▶
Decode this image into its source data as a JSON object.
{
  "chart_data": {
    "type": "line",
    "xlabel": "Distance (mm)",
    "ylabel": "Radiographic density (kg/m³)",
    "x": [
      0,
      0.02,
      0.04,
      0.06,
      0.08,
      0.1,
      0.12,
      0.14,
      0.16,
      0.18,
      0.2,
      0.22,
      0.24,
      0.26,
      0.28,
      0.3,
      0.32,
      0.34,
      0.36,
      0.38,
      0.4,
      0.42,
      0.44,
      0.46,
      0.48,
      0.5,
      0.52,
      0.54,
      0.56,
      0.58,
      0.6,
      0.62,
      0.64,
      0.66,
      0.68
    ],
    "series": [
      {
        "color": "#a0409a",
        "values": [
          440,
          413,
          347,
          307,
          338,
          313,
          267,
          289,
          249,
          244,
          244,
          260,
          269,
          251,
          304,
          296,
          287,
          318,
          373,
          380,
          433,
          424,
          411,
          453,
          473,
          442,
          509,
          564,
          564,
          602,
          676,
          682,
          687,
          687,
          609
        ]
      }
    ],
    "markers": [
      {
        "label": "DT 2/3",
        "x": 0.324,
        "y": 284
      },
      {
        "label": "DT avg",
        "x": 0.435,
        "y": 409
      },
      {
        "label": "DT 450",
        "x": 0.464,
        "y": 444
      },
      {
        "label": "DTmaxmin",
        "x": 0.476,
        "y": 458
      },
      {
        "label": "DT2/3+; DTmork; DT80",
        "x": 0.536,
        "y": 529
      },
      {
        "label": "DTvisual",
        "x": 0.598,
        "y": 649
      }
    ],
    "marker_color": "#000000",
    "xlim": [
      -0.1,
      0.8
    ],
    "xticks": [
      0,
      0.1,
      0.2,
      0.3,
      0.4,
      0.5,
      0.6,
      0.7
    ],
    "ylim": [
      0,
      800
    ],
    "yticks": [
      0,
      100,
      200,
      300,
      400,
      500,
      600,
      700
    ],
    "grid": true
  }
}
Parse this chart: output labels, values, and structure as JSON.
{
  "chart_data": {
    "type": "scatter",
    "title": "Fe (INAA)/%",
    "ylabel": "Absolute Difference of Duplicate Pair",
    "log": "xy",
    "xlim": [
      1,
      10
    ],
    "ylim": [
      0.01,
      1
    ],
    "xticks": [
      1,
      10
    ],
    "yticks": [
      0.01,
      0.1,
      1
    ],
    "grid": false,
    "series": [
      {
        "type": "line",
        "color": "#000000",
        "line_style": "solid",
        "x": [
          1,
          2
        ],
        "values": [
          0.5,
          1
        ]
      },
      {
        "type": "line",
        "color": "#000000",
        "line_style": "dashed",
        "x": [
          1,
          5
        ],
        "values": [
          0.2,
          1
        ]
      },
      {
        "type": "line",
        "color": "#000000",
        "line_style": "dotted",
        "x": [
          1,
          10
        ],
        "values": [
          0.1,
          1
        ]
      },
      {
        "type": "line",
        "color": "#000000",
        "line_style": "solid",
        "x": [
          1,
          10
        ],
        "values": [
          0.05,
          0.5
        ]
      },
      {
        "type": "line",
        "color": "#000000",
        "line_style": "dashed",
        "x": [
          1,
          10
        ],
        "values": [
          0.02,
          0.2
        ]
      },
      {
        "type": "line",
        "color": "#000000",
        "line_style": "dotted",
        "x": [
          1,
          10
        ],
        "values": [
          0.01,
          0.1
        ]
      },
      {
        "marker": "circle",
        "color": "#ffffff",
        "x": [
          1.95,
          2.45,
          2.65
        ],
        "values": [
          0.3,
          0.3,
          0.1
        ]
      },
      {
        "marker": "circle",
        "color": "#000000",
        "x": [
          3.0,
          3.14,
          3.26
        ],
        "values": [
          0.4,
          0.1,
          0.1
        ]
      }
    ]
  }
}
◀
### [GIVEN TASK]
Every record above needs to be repeated word for word.

### [SOLUTION]
Decode this image into its source data as a JSON object.
{
  "chart_data": {
    "type": "line",
    "xlabel": "Distance (mm)",
    "ylabel": "Radiographic density (kg/m³)",
    "x": [
      0,
      0.02,
      0.04,
      0.06,
      0.08,
      0.1,
      0.12,
      0.14,
      0.16,
      0.18,
      0.2,
      0.22,
      0.24,
      0.26,
      0.28,
      0.3,
      0.32,
      0.34,
      0.36,
      0.38,
      0.4,
      0.42,
      0.44,
      0.46,
      0.48,
      0.5,
      0.52,
      0.54,
      0.56,
      0.58,
      0.6,
      0.62,
      0.64,
      0.66,
      0.68
    ],
    "series": [
      {
        "color": "#a0409a",
        "values": [
          440,
          413,
          347,
          307,
          338,
          313,
          267,
          289,
          249,
          244,
          244,
          260,
          269,
          251,
          304,
          296,
          287,
          318,
          373,
          380,
          433,
          424,
          411,
          453,
          473,
          442,
          509,
          564,
          564,
          602,
          676,
          682,
          687,
          687,
          609
        ]
      }
    ],
    "markers": [
      {
        "label": "DT 2/3",
        "x": 0.324,
        "y": 284
      },
      {
        "label": "DT avg",
        "x": 0.435,
        "y": 409
      },
      {
        "label": "DT 450",
        "x": 0.464,
        "y": 444
      },
      {
        "label": "DTmaxmin",
        "x": 0.476,
        "y": 458
      },
      {
        "label": "DT2/3+; DTmork; DT80",
        "x": 0.536,
        "y": 529
      },
      {
        "label": "DTvisual",
        "x": 0.598,
        "y": 649
      }
    ],
    "marker_color": "#000000",
    "xlim": [
      -0.1,
      0.8
    ],
    "xticks": [
      0,
      0.1,
      0.2,
      0.3,
      0.4,
      0.5,
      0.6,
      0.7
    ],
    "ylim": [
      0,
      800
    ],
    "yticks": [
      0,
      100,
      200,
      300,
      400,
      500,
      600,
      700
    ],
    "grid": true
  }
}
Parse this chart: output labels, values, and structure as JSON.
{
  "chart_data": {
    "type": "scatter",
    "title": "Fe (INAA)/%",
    "ylabel": "Absolute Difference of Duplicate Pair",
    "log": "xy",
    "xlim": [
      1,
      10
    ],
    "ylim": [
      0.01,
      1
    ],
    "xticks": [
      1,
      10
    ],
    "yticks": [
      0.01,
      0.1,
      1
    ],
    "grid": false,
    "series": [
      {
        "type": "line",
        "color": "#000000",
        "line_style": "solid",
        "x": [
          1,
          2
        ],
        "values": [
          0.5,
          1
        ]
      },
      {
        "type": "line",
        "color": "#000000",
        "line_style": "dashed",
        "x": [
          1,
          5
        ],
        "values": [
          0.2,
          1
        ]
      },
      {
        "type": "line",
        "color": "#000000",
        "line_style": "dotted",
        "x": [
          1,
          10
        ],
        "values": [
          0.1,
          1
        ]
      },
      {
        "type": "line",
        "color": "#000000",
        "line_style": "solid",
        "x": [
          1,
          10
        ],
        "values": [
          0.05,
          0.5
        ]
      },
      {
        "type": "line",
        "color": "#000000",
        "line_style": "dashed",
        "x": [
          1,
          10
        ],
        "values": [
          0.02,
          0.2
        ]
      },
      {
        "type": "line",
        "color": "#000000",
        "line_style": "dotted",
        "x": [
          1,
          10
        ],
        "values": [
          0.01,
          0.1
        ]
      },
      {
        "marker": "circle",
        "color": "#ffffff",
        "x": [
          1.95,
          2.45,
          2.65
        ],
        "values": [
          0.3,
          0.3,
          0.1
        ]
      },
      {
        "marker": "circle",
        "color": "#000000",
        "x": [
          3.0,
          3.14,
          3.26
        ],
        "values": [
          0.4,
          0.1,
          0.1
        ]
      }
    ]
  }
}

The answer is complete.